DIRECTIONS
In your copy, include every line of the listing below exactly but none of the pictures.

--- begin THE INPUT ---

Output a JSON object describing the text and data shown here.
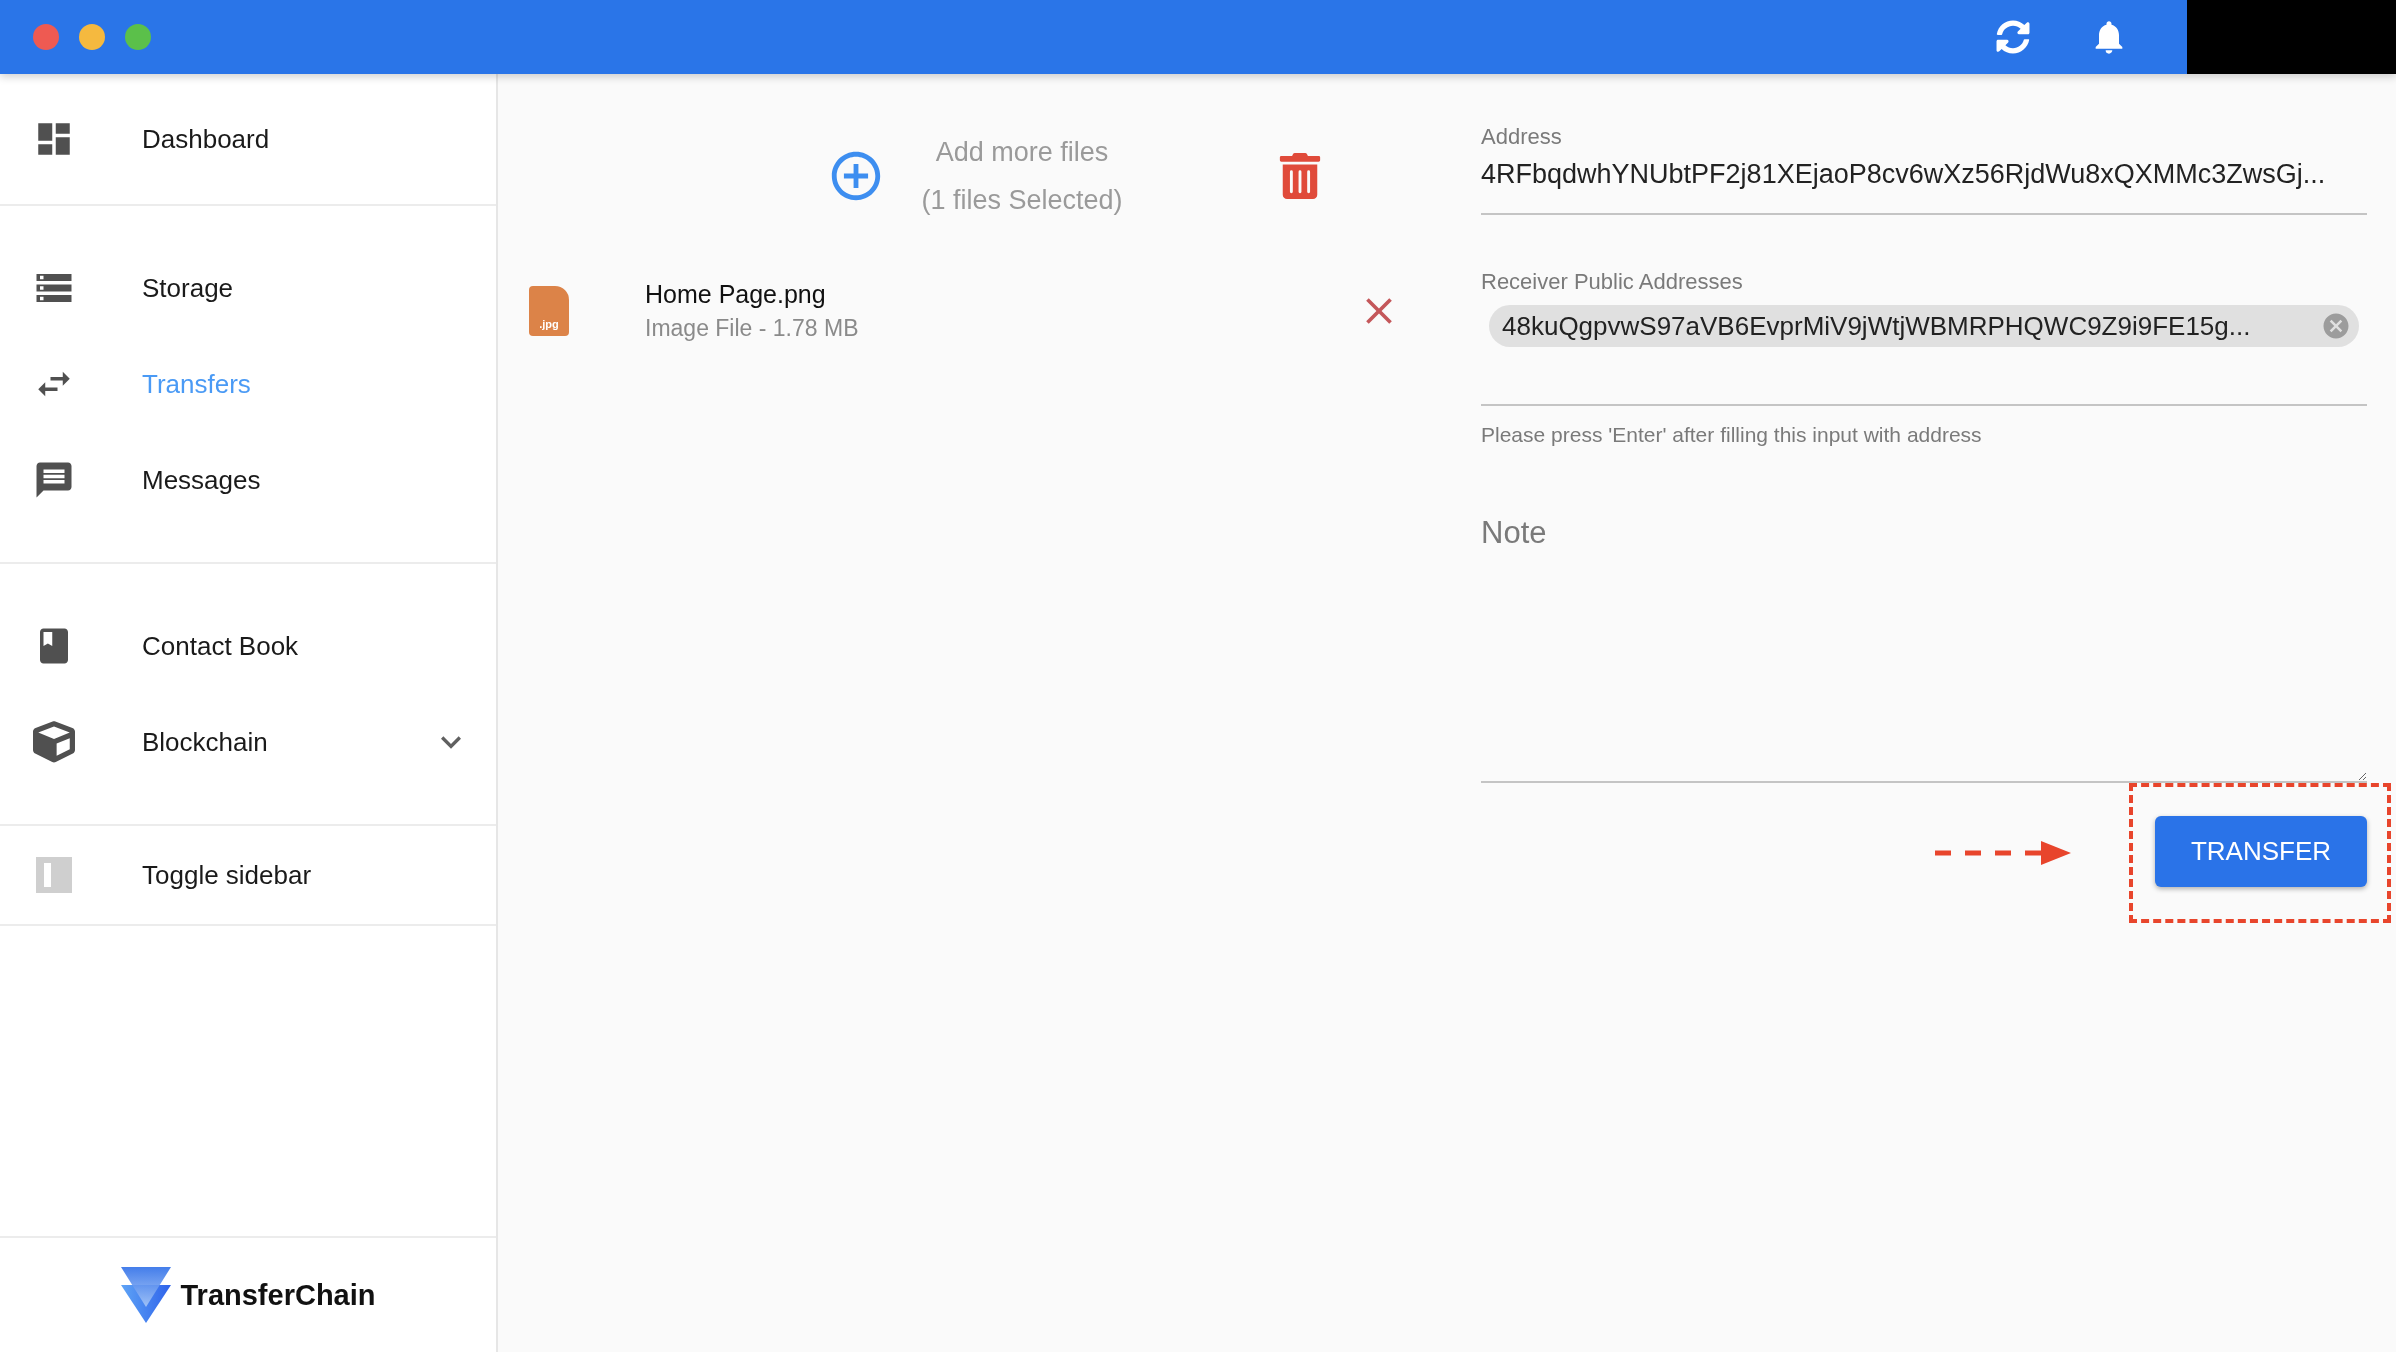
{
  "sidebar": {
    "sections": [
      {
        "items": [
          {
            "label": "Dashboard",
            "selected": false,
            "kind": "link"
          }
        ]
      },
      {
        "items": [
          {
            "label": "Storage",
            "selected": false,
            "kind": "link"
          },
          {
            "label": "Transfers",
            "selected": true,
            "kind": "link"
          },
          {
            "label": "Messages",
            "selected": false,
            "kind": "link"
          }
        ]
      },
      {
        "items": [
          {
            "label": "Contact Book",
            "selected": false,
            "kind": "link"
          },
          {
            "label": "Blockchain",
            "selected": false,
            "kind": "expandable"
          }
        ]
      },
      {
        "items": [
          {
            "label": "Toggle sidebar",
            "selected": false,
            "kind": "toggle"
          }
        ]
      }
    ],
    "logo": "TransferChain"
  },
  "uploader": {
    "add_label": "Add more files",
    "count_label": "(1 files Selected)"
  },
  "files": [
    {
      "name": "Home Page.png",
      "info": "Image File - 1.78 MB",
      "badge": ".jpg"
    }
  ],
  "form": {
    "address_label": "Address",
    "address_value": "4RFbqdwhYNUbtPF2j81XEjaoP8cv6wXz56RjdWu8xQXMMc3ZwsGj...",
    "receivers_label": "Receiver Public Addresses",
    "receivers": [
      "48kuQgpvwS97aVB6EvprMiV9jWtjWBMRPHQWC9Z9i9FE15g..."
    ],
    "hint": "Please press 'Enter' after filling this input with address",
    "note_placeholder": "Note",
    "submit": "TRANSFER"
  }
}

--- end THE INPUT ---

EXERCISE RESULT
Output a JSON object describing the text and data shown here.
{
  "sidebar": {
    "sections": [
      {
        "items": [
          {
            "label": "Dashboard",
            "selected": false,
            "kind": "link"
          }
        ]
      },
      {
        "items": [
          {
            "label": "Storage",
            "selected": false,
            "kind": "link"
          },
          {
            "label": "Transfers",
            "selected": true,
            "kind": "link"
          },
          {
            "label": "Messages",
            "selected": false,
            "kind": "link"
          }
        ]
      },
      {
        "items": [
          {
            "label": "Contact Book",
            "selected": false,
            "kind": "link"
          },
          {
            "label": "Blockchain",
            "selected": false,
            "kind": "expandable"
          }
        ]
      },
      {
        "items": [
          {
            "label": "Toggle sidebar",
            "selected": false,
            "kind": "toggle"
          }
        ]
      }
    ],
    "logo": "TransferChain"
  },
  "uploader": {
    "add_label": "Add more files",
    "count_label": "(1 files Selected)"
  },
  "files": [
    {
      "name": "Home Page.png",
      "info": "Image File - 1.78 MB",
      "badge": ".jpg"
    }
  ],
  "form": {
    "address_label": "Address",
    "address_value": "4RFbqdwhYNUbtPF2j81XEjaoP8cv6wXz56RjdWu8xQXMMc3ZwsGj...",
    "receivers_label": "Receiver Public Addresses",
    "receivers": [
      "48kuQgpvwS97aVB6EvprMiV9jWtjWBMRPHQWC9Z9i9FE15g..."
    ],
    "hint": "Please press 'Enter' after filling this input with address",
    "note_placeholder": "Note",
    "submit": "TRANSFER"
  }
}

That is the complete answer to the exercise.